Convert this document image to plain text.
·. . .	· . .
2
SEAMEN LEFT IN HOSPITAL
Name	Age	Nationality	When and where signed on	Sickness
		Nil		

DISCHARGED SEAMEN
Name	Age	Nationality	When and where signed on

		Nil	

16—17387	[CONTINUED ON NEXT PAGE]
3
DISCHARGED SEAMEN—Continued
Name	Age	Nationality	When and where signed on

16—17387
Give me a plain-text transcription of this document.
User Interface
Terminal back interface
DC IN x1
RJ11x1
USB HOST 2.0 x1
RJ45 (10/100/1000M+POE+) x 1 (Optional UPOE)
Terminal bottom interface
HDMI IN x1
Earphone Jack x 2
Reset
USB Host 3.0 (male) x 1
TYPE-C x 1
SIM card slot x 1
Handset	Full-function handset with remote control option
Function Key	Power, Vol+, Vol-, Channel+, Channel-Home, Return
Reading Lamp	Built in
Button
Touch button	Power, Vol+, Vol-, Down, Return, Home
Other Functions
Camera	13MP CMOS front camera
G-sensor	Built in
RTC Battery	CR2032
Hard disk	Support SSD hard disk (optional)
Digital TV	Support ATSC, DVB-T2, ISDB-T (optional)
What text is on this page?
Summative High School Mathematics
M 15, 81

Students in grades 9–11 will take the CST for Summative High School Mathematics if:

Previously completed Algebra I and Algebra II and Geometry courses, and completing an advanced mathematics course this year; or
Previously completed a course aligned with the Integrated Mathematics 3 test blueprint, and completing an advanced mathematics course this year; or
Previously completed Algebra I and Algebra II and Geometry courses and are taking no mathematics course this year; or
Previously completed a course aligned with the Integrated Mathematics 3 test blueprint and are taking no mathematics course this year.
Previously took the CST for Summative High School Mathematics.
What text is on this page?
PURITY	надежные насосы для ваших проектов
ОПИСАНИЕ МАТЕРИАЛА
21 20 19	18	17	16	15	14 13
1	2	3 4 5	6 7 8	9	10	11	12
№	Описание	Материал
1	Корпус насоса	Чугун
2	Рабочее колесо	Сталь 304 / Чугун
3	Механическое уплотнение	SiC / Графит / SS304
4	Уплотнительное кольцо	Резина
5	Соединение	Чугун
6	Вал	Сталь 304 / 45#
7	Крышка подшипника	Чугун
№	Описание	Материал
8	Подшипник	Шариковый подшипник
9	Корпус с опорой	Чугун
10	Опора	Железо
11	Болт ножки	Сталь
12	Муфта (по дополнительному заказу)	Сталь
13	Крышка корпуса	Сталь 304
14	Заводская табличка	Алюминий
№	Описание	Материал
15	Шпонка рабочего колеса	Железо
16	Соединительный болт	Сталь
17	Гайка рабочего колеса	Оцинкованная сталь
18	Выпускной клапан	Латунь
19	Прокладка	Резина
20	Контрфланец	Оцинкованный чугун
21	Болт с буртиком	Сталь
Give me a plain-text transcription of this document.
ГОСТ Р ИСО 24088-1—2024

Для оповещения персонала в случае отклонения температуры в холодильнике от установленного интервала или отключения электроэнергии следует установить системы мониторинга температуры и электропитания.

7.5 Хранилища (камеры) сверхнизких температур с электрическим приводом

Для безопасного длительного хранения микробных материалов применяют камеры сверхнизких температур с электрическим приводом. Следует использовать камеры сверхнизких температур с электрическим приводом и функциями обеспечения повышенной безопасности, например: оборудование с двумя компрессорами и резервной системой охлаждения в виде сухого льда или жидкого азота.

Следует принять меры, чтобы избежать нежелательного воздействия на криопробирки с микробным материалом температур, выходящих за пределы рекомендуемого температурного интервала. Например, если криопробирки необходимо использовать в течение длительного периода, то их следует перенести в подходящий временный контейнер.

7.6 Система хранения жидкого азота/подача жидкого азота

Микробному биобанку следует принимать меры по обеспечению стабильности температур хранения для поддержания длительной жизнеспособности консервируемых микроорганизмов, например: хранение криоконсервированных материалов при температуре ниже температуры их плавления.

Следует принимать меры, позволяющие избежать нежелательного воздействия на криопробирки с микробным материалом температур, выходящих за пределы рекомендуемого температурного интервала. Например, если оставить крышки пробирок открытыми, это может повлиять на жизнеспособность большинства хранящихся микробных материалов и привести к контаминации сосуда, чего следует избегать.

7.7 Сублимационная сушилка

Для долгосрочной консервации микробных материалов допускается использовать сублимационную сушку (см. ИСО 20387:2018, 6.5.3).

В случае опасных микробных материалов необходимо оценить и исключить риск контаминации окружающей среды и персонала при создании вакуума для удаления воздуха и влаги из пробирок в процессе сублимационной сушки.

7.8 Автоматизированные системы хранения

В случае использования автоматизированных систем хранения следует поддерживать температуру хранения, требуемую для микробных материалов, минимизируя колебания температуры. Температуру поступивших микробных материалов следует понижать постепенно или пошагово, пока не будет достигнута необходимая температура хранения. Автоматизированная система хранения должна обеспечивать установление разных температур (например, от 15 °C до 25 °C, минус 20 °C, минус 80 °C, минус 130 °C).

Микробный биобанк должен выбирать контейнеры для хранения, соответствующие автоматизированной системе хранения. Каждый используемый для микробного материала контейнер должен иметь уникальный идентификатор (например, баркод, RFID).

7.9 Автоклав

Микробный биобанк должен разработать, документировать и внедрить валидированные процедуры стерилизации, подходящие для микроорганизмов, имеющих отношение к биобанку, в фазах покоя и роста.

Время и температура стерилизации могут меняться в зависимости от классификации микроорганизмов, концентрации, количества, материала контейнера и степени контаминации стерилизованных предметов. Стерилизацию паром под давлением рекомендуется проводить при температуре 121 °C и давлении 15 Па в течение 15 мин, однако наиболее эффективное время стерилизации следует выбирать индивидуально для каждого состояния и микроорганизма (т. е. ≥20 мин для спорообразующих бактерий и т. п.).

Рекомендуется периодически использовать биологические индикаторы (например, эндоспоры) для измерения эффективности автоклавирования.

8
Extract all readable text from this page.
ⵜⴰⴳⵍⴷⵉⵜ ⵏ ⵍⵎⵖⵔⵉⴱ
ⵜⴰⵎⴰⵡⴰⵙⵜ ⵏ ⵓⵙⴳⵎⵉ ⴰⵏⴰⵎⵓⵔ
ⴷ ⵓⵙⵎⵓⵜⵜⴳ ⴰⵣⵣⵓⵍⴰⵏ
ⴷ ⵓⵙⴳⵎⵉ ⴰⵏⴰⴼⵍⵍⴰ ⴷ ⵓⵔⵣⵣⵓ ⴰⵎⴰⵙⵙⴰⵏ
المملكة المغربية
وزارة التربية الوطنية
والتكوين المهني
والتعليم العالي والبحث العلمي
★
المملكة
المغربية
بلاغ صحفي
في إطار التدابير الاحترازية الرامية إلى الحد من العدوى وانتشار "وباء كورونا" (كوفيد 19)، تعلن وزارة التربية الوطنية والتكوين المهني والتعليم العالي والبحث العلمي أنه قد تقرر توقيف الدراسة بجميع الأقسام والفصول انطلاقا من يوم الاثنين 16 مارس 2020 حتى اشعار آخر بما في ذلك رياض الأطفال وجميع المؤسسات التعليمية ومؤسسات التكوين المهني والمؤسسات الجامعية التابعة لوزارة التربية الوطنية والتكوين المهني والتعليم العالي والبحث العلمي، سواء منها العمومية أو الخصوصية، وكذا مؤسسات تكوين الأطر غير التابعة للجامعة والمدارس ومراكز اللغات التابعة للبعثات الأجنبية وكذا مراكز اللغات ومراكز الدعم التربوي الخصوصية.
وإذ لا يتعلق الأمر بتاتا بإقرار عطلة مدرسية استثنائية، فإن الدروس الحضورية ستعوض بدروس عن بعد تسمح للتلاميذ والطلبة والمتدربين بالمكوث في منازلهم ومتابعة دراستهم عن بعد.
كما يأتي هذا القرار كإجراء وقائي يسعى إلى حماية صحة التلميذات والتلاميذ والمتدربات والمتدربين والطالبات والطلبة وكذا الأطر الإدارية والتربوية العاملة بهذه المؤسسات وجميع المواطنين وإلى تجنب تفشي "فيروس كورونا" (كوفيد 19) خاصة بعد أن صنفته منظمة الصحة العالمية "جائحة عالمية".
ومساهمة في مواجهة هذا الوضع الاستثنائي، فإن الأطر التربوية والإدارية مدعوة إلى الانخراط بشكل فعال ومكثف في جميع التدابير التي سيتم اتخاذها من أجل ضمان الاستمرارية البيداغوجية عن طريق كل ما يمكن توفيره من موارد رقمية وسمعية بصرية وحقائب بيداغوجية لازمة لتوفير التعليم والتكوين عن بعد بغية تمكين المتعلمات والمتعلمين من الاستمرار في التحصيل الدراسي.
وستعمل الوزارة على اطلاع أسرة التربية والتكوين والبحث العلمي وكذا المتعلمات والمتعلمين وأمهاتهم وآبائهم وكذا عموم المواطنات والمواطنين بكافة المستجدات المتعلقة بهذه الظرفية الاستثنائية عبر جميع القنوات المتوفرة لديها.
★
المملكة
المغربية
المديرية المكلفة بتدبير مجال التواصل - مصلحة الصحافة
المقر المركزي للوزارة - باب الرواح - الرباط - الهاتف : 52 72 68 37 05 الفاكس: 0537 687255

▶ WHAT THE TASK REQUIRES: Search the preceding listing for "электрическим" and extract every line where it is found.

▶ RESPONSE TO THIS EXERCISE:
7.5 Хранилища (камеры) сверхнизких температур с электрическим приводом
Для безопасного длительного хранения микробных материалов применяют камеры сверхнизких температур с электрическим приводом. Следует использовать камеры сверхнизких температур с электрическим приводом и функциями обеспечения повышенной безопасности, например: оборудование с двумя компрессорами и резервной системой охлаждения в виде сухого льда или жидкого азота.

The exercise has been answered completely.